BEGIN

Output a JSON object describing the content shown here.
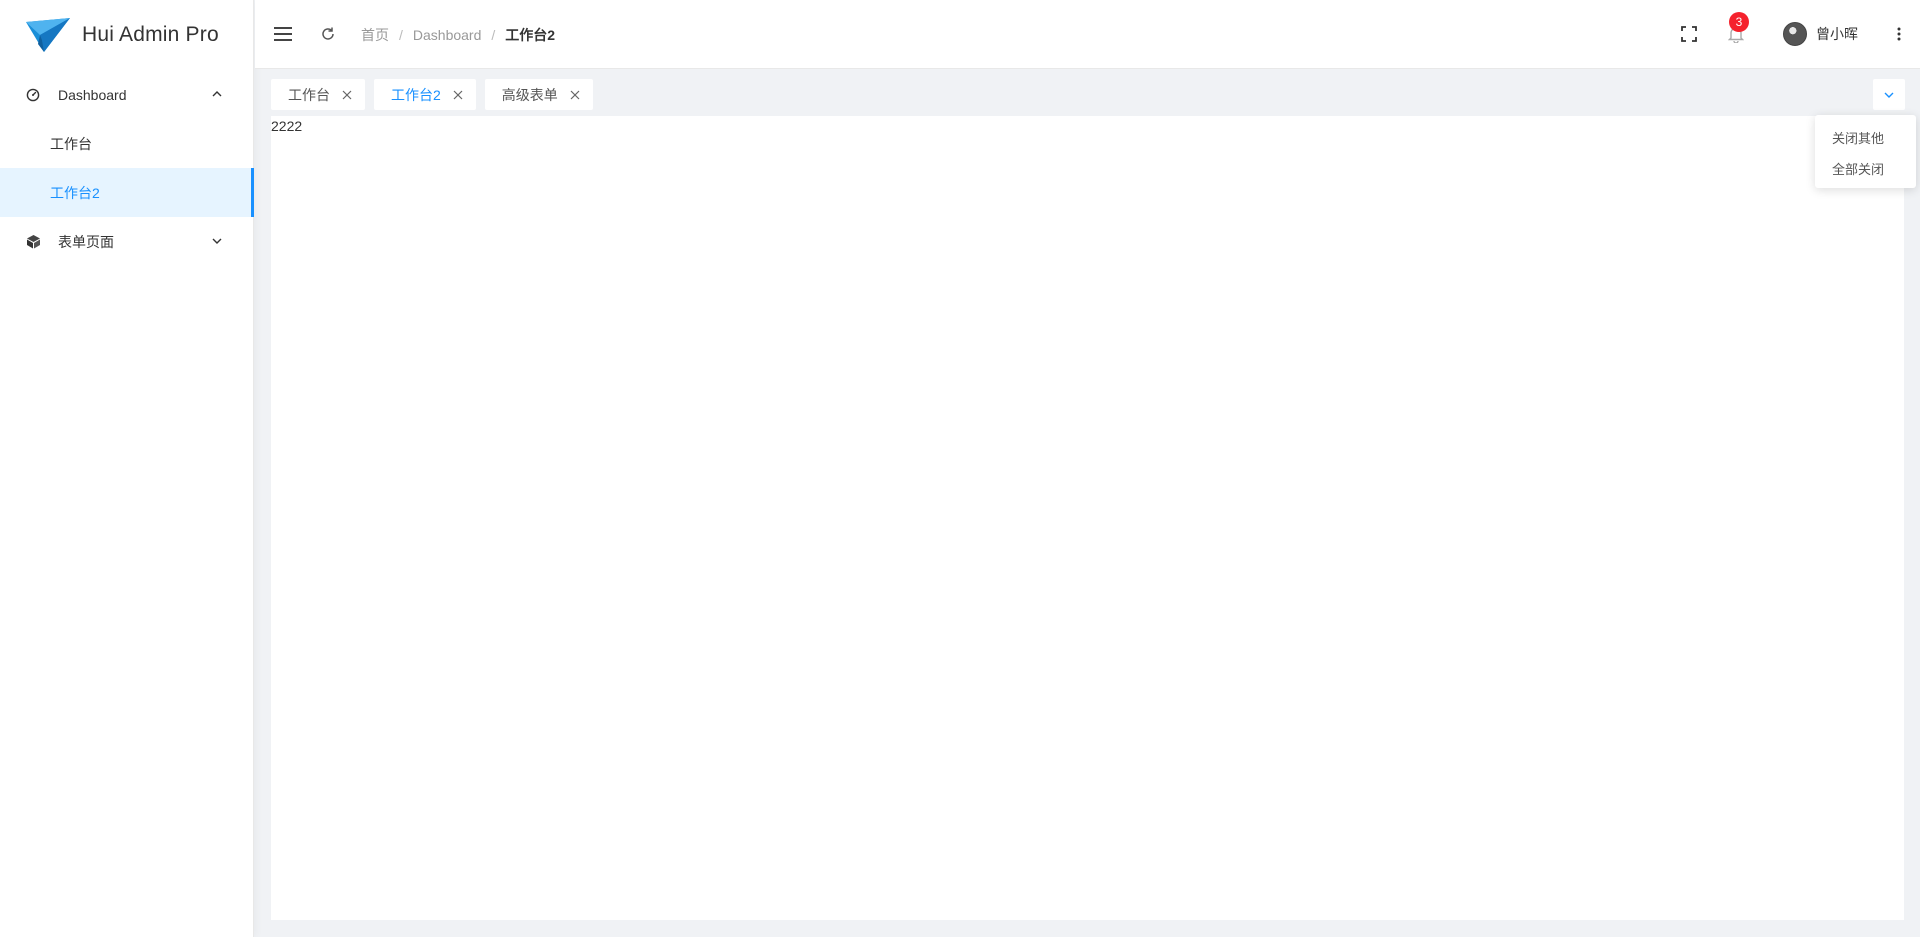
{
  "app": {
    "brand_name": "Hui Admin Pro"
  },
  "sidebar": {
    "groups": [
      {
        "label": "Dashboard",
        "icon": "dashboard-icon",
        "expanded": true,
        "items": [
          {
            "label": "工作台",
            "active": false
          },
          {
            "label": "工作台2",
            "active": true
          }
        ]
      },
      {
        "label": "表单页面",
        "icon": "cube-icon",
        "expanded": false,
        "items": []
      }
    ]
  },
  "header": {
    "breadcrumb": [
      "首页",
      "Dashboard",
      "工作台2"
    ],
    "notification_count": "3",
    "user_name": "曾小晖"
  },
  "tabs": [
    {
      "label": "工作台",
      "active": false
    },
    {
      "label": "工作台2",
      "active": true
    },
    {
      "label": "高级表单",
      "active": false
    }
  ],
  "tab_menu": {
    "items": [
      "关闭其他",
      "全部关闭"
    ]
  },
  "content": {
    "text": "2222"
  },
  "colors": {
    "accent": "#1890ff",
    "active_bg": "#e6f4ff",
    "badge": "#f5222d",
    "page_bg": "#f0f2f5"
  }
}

END

#### Set task:
Without the pictures, print the whole listing exactly as given.

#### Task response:
Output a JSON object describing the content shown here.
{
  "app": {
    "brand_name": "Hui Admin Pro"
  },
  "sidebar": {
    "groups": [
      {
        "label": "Dashboard",
        "icon": "dashboard-icon",
        "expanded": true,
        "items": [
          {
            "label": "工作台",
            "active": false
          },
          {
            "label": "工作台2",
            "active": true
          }
        ]
      },
      {
        "label": "表单页面",
        "icon": "cube-icon",
        "expanded": false,
        "items": []
      }
    ]
  },
  "header": {
    "breadcrumb": [
      "首页",
      "Dashboard",
      "工作台2"
    ],
    "notification_count": "3",
    "user_name": "曾小晖"
  },
  "tabs": [
    {
      "label": "工作台",
      "active": false
    },
    {
      "label": "工作台2",
      "active": true
    },
    {
      "label": "高级表单",
      "active": false
    }
  ],
  "tab_menu": {
    "items": [
      "关闭其他",
      "全部关闭"
    ]
  },
  "content": {
    "text": "2222"
  },
  "colors": {
    "accent": "#1890ff",
    "active_bg": "#e6f4ff",
    "badge": "#f5222d",
    "page_bg": "#f0f2f5"
  }
}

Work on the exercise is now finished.